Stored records
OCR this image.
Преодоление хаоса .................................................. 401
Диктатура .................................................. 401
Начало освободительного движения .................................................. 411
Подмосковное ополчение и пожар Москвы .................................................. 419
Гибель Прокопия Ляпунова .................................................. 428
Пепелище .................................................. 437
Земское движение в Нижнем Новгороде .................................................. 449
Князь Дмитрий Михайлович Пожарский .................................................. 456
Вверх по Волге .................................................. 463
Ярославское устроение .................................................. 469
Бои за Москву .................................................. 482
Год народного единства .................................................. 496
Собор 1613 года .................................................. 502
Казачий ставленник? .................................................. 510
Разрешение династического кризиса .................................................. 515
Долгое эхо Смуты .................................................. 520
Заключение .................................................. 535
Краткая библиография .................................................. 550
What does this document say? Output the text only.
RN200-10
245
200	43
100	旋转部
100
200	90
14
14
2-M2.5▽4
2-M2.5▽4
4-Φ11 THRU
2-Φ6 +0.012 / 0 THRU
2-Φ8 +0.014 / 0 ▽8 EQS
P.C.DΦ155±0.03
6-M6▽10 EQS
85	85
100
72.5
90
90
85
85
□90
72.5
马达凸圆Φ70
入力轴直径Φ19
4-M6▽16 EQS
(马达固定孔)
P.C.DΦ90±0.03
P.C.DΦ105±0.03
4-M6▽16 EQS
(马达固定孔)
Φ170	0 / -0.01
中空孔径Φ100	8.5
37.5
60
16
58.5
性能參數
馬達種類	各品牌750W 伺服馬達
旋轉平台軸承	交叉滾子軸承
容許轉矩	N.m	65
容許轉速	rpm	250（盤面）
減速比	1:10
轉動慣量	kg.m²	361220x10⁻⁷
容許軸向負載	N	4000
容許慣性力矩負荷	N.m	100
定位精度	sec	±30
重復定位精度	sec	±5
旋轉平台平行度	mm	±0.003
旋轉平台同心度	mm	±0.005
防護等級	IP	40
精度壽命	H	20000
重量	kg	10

**Given request**
Work out how many lines in the entries hold the string "this". Your answer should consist solely of that number.

**Result of the exercise**
2